INPUT RECORDS:
* START *
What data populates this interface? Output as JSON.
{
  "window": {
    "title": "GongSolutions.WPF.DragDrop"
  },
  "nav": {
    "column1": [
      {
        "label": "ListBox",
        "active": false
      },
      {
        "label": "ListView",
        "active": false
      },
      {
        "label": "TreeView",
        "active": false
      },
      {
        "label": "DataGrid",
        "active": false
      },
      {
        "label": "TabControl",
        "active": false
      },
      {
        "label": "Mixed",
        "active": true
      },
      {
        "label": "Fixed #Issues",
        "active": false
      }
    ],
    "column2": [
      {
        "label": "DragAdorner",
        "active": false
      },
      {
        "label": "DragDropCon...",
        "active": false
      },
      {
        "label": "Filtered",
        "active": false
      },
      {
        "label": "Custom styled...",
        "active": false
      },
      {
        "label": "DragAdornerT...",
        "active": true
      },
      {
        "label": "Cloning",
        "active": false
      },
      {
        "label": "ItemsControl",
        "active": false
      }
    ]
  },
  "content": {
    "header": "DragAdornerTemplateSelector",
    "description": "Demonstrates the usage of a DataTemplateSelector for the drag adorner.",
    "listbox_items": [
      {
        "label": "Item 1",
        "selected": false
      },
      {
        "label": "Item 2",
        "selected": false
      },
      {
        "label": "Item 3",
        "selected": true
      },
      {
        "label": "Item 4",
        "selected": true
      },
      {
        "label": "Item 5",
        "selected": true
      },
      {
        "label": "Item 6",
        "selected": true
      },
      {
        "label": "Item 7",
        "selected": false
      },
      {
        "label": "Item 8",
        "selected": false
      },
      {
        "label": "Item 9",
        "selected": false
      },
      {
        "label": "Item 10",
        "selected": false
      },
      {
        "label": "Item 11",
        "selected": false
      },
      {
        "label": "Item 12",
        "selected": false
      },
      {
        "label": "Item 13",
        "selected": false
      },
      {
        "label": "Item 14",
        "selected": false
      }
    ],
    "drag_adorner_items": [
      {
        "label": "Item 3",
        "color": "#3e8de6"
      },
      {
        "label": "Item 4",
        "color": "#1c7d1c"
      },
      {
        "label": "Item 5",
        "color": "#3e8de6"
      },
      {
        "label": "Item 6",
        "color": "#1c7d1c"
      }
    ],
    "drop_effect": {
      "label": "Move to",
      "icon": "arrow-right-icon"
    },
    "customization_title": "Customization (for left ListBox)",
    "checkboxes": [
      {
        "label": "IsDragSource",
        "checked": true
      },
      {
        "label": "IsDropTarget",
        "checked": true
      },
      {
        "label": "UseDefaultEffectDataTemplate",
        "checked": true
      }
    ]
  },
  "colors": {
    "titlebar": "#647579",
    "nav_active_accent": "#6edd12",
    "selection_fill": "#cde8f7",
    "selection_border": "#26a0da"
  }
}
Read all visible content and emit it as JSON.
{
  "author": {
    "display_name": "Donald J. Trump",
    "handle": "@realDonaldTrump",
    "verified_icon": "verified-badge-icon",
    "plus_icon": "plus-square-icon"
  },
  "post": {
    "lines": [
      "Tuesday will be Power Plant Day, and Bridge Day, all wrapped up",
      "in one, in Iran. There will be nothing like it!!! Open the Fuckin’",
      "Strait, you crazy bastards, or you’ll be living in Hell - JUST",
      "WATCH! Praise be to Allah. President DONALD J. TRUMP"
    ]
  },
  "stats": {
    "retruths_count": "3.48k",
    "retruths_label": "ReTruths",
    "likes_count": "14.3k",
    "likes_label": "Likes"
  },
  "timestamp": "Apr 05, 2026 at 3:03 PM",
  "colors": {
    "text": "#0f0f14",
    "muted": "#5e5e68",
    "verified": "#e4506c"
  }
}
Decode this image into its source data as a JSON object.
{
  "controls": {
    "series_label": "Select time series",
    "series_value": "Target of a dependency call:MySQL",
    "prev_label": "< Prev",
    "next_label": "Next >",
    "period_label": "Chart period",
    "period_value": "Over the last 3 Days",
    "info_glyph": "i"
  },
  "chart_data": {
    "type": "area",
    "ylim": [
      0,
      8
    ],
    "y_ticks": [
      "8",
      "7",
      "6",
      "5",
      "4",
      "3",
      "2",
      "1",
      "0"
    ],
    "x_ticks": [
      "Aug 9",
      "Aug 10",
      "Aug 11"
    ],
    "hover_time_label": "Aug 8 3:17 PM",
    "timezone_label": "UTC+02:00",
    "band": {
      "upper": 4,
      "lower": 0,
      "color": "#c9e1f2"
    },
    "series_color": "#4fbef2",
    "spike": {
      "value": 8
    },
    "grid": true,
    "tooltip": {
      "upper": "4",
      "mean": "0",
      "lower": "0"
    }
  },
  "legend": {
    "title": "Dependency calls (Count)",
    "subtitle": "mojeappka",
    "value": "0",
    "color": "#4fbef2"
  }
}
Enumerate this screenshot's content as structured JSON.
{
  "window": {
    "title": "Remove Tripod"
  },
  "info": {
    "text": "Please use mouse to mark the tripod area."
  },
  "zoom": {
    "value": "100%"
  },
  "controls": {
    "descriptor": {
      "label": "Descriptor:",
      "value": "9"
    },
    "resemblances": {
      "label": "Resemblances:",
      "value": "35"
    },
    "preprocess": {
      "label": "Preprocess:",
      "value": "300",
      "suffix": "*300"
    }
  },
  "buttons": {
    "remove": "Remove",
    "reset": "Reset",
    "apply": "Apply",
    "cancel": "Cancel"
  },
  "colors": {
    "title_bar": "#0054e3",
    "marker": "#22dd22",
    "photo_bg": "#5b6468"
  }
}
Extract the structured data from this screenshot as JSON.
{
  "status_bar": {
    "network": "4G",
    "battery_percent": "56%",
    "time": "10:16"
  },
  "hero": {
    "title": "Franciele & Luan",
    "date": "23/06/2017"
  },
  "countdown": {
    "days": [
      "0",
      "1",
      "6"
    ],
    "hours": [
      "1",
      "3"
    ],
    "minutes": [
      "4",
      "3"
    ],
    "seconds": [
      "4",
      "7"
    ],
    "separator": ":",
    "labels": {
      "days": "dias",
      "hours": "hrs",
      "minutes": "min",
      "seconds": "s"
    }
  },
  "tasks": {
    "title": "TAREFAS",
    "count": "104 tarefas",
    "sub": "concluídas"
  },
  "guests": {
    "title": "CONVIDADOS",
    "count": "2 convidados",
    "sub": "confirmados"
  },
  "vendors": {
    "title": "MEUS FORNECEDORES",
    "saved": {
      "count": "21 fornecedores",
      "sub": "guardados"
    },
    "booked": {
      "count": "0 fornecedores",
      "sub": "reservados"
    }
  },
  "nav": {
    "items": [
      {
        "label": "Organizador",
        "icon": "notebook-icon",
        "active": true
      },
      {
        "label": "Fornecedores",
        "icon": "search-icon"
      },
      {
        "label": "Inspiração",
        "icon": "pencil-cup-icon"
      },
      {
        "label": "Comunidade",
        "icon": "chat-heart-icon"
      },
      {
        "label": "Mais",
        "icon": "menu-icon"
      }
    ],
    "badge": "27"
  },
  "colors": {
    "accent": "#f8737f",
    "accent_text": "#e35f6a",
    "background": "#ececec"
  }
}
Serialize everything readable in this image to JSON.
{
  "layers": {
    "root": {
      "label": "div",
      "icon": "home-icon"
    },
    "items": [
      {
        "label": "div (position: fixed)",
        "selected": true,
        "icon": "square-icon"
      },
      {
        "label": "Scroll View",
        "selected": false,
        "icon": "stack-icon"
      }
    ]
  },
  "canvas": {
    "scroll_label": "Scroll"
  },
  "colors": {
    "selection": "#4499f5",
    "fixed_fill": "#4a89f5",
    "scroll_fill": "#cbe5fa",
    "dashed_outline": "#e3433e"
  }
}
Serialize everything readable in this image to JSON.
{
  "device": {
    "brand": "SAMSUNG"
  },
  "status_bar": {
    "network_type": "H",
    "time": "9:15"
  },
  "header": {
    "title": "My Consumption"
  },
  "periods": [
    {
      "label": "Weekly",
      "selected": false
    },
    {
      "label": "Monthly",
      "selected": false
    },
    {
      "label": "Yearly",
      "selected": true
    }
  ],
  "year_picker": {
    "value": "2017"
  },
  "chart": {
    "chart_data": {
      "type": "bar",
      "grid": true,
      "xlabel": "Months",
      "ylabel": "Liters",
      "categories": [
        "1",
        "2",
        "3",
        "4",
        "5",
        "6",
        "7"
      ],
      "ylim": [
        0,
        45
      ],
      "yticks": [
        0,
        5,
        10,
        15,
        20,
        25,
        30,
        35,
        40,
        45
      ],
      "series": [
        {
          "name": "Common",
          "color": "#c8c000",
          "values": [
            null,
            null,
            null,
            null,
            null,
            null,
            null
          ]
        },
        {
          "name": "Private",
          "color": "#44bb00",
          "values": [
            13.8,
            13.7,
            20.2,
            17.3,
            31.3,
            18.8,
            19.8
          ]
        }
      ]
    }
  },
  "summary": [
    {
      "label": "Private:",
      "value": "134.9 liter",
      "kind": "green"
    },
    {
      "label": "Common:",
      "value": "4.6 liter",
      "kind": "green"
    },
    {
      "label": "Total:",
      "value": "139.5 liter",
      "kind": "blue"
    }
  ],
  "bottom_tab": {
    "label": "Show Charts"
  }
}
* END *
WHAT TO DO:
Scan the material above. Return every line containing the string "structured".

RESULT FOR THIS TASK:
Enumerate this screenshot's content as structured JSON.
Extract the structured data from this screenshot as JSON.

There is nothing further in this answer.